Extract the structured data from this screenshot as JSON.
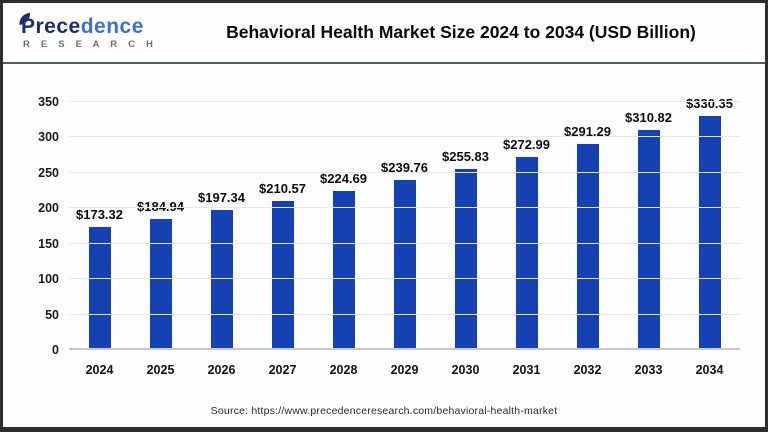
{
  "header": {
    "logo": {
      "word_part1": "Prece",
      "word_part2": "dence",
      "subtext": "R E S E A R C H"
    },
    "title": "Behavioral Health Market Size 2024 to 2034 (USD Billion)"
  },
  "chart_data": {
    "type": "bar",
    "title": "Behavioral Health Market Size 2024 to 2034 (USD Billion)",
    "categories": [
      "2024",
      "2025",
      "2026",
      "2027",
      "2028",
      "2029",
      "2030",
      "2031",
      "2032",
      "2033",
      "2034"
    ],
    "values": [
      173.32,
      184.94,
      197.34,
      210.57,
      224.69,
      239.76,
      255.83,
      272.99,
      291.29,
      310.82,
      330.35
    ],
    "value_labels": [
      "$173.32",
      "$184.94",
      "$197.34",
      "$210.57",
      "$224.69",
      "$239.76",
      "$255.83",
      "$272.99",
      "$291.29",
      "$310.82",
      "$330.35"
    ],
    "xlabel": "",
    "ylabel": "",
    "ylim": [
      0,
      350
    ],
    "yticks": [
      0,
      50,
      100,
      150,
      200,
      250,
      300,
      350
    ],
    "grid": true,
    "legend": false,
    "bar_color": "#1541b2"
  },
  "footer": {
    "source": "Source: https://www.precedenceresearch.com/behavioral-health-market"
  },
  "colors": {
    "bar": "#1541b2",
    "logo_dark": "#1e2d6d",
    "logo_light": "#3c6fd2",
    "divider": "#565b66",
    "frame": "#2e2e2e",
    "gridline": "#e8e8e8",
    "baseline": "#c8c8c8"
  }
}
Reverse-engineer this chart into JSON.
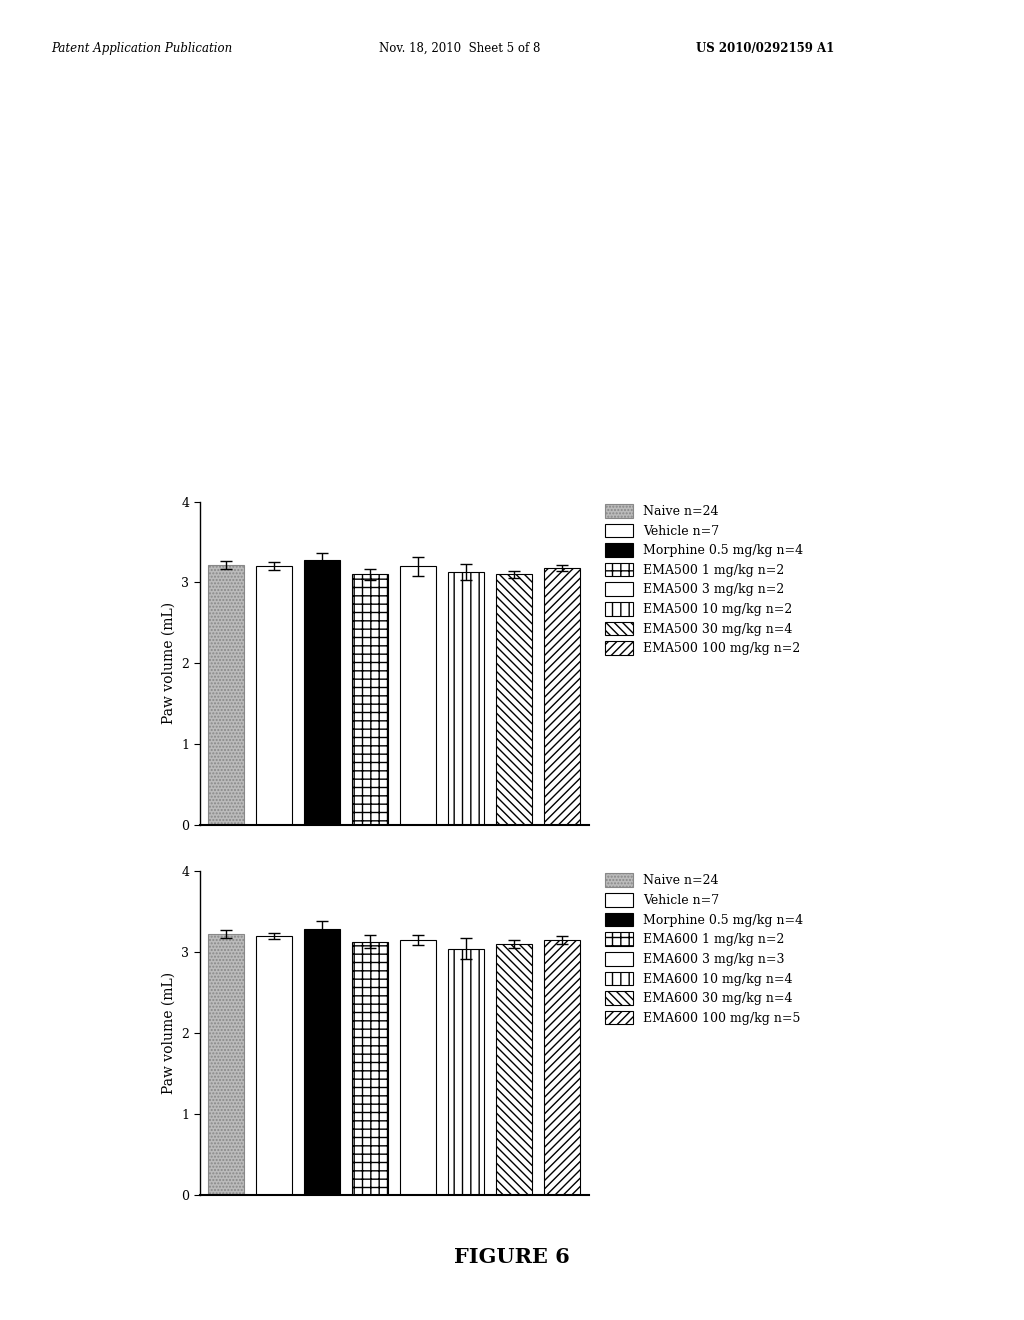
{
  "header_left": "Patent Application Publication",
  "header_mid": "Nov. 18, 2010  Sheet 5 of 8",
  "header_right": "US 2010/0292159 A1",
  "figure_label": "FIGURE 6",
  "ylabel": "Paw volume (mL)",
  "ylim": [
    0,
    4
  ],
  "yticks": [
    0,
    1,
    2,
    3,
    4
  ],
  "chart1": {
    "values": [
      3.22,
      3.2,
      3.28,
      3.1,
      3.2,
      3.13,
      3.1,
      3.18
    ],
    "errors": [
      0.05,
      0.05,
      0.09,
      0.07,
      0.12,
      0.1,
      0.04,
      0.04
    ],
    "legend_labels": [
      "Naive n=24",
      "Vehicle n=7",
      "Morphine 0.5 mg/kg n=4",
      "EMA500 1 mg/kg n=2",
      "EMA500 3 mg/kg n=2",
      "EMA500 10 mg/kg n=2",
      "EMA500 30 mg/kg n=4",
      "EMA500 100 mg/kg n=2"
    ]
  },
  "chart2": {
    "values": [
      3.22,
      3.2,
      3.28,
      3.13,
      3.15,
      3.04,
      3.1,
      3.15
    ],
    "errors": [
      0.05,
      0.04,
      0.1,
      0.08,
      0.06,
      0.13,
      0.05,
      0.05
    ],
    "legend_labels": [
      "Naive n=24",
      "Vehicle n=7",
      "Morphine 0.5 mg/kg n=4",
      "EMA600 1 mg/kg n=2",
      "EMA600 3 mg/kg n=3",
      "EMA600 10 mg/kg n=4",
      "EMA600 30 mg/kg n=4",
      "EMA600 100 mg/kg n=5"
    ]
  },
  "bar_styles": [
    {
      "fc": "#bbbbbb",
      "hatch": ".....",
      "ec": "#888888"
    },
    {
      "fc": "#ffffff",
      "hatch": "",
      "ec": "#000000"
    },
    {
      "fc": "#000000",
      "hatch": "",
      "ec": "#000000"
    },
    {
      "fc": "#ffffff",
      "hatch": "++",
      "ec": "#000000"
    },
    {
      "fc": "#ffffff",
      "hatch": "==",
      "ec": "#000000"
    },
    {
      "fc": "#ffffff",
      "hatch": "||",
      "ec": "#000000"
    },
    {
      "fc": "#ffffff",
      "hatch": "\\\\\\\\",
      "ec": "#000000"
    },
    {
      "fc": "#ffffff",
      "hatch": "////",
      "ec": "#000000"
    }
  ]
}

──────

Transcribe every entry word for word, but skip the pictures.

Extract the structured data from this screenshot as JSON.
{
  "header": {
    "logo": {
      "word_part1": "Prece",
      "word_part2": "dence",
      "subtext": "R E S E A R C H"
    },
    "title": "Behavioral Health Market Size 2024 to 2034 (USD Billion)"
  },
  "chart_data": {
    "type": "bar",
    "title": "Behavioral Health Market Size 2024 to 2034 (USD Billion)",
    "categories": [
      "2024",
      "2025",
      "2026",
      "2027",
      "2028",
      "2029",
      "2030",
      "2031",
      "2032",
      "2033",
      "2034"
    ],
    "values": [
      173.32,
      184.94,
      197.34,
      210.57,
      224.69,
      239.76,
      255.83,
      272.99,
      291.29,
      310.82,
      330.35
    ],
    "value_labels": [
      "$173.32",
      "$184.94",
      "$197.34",
      "$210.57",
      "$224.69",
      "$239.76",
      "$255.83",
      "$272.99",
      "$291.29",
      "$310.82",
      "$330.35"
    ],
    "xlabel": "",
    "ylabel": "",
    "ylim": [
      0,
      350
    ],
    "yticks": [
      0,
      50,
      100,
      150,
      200,
      250,
      300,
      350
    ],
    "grid": true,
    "legend": false,
    "bar_color": "#1541b2"
  },
  "footer": {
    "source": "Source: https://www.precedenceresearch.com/behavioral-health-market"
  },
  "colors": {
    "bar": "#1541b2",
    "logo_dark": "#1e2d6d",
    "logo_light": "#3c6fd2",
    "divider": "#565b66",
    "frame": "#2e2e2e",
    "gridline": "#e8e8e8",
    "baseline": "#c8c8c8"
  }
}
Reverse-engineer this chart into JSON.
{
  "header_left": "Patent Application Publication",
  "header_mid": "Nov. 18, 2010  Sheet 5 of 8",
  "header_right": "US 2010/0292159 A1",
  "figure_label": "FIGURE 6",
  "ylabel": "Paw volume (mL)",
  "ylim": [
    0,
    4
  ],
  "yticks": [
    0,
    1,
    2,
    3,
    4
  ],
  "chart1": {
    "values": [
      3.22,
      3.2,
      3.28,
      3.1,
      3.2,
      3.13,
      3.1,
      3.18
    ],
    "errors": [
      0.05,
      0.05,
      0.09,
      0.07,
      0.12,
      0.1,
      0.04,
      0.04
    ],
    "legend_labels": [
      "Naive n=24",
      "Vehicle n=7",
      "Morphine 0.5 mg/kg n=4",
      "EMA500 1 mg/kg n=2",
      "EMA500 3 mg/kg n=2",
      "EMA500 10 mg/kg n=2",
      "EMA500 30 mg/kg n=4",
      "EMA500 100 mg/kg n=2"
    ]
  },
  "chart2": {
    "values": [
      3.22,
      3.2,
      3.28,
      3.13,
      3.15,
      3.04,
      3.1,
      3.15
    ],
    "errors": [
      0.05,
      0.04,
      0.1,
      0.08,
      0.06,
      0.13,
      0.05,
      0.05
    ],
    "legend_labels": [
      "Naive n=24",
      "Vehicle n=7",
      "Morphine 0.5 mg/kg n=4",
      "EMA600 1 mg/kg n=2",
      "EMA600 3 mg/kg n=3",
      "EMA600 10 mg/kg n=4",
      "EMA600 30 mg/kg n=4",
      "EMA600 100 mg/kg n=5"
    ]
  },
  "bar_styles": [
    {
      "fc": "#bbbbbb",
      "hatch": ".....",
      "ec": "#888888"
    },
    {
      "fc": "#ffffff",
      "hatch": "",
      "ec": "#000000"
    },
    {
      "fc": "#000000",
      "hatch": "",
      "ec": "#000000"
    },
    {
      "fc": "#ffffff",
      "hatch": "++",
      "ec": "#000000"
    },
    {
      "fc": "#ffffff",
      "hatch": "==",
      "ec": "#000000"
    },
    {
      "fc": "#ffffff",
      "hatch": "||",
      "ec": "#000000"
    },
    {
      "fc": "#ffffff",
      "hatch": "\\\\\\\\",
      "ec": "#000000"
    },
    {
      "fc": "#ffffff",
      "hatch": "////",
      "ec": "#000000"
    }
  ]
}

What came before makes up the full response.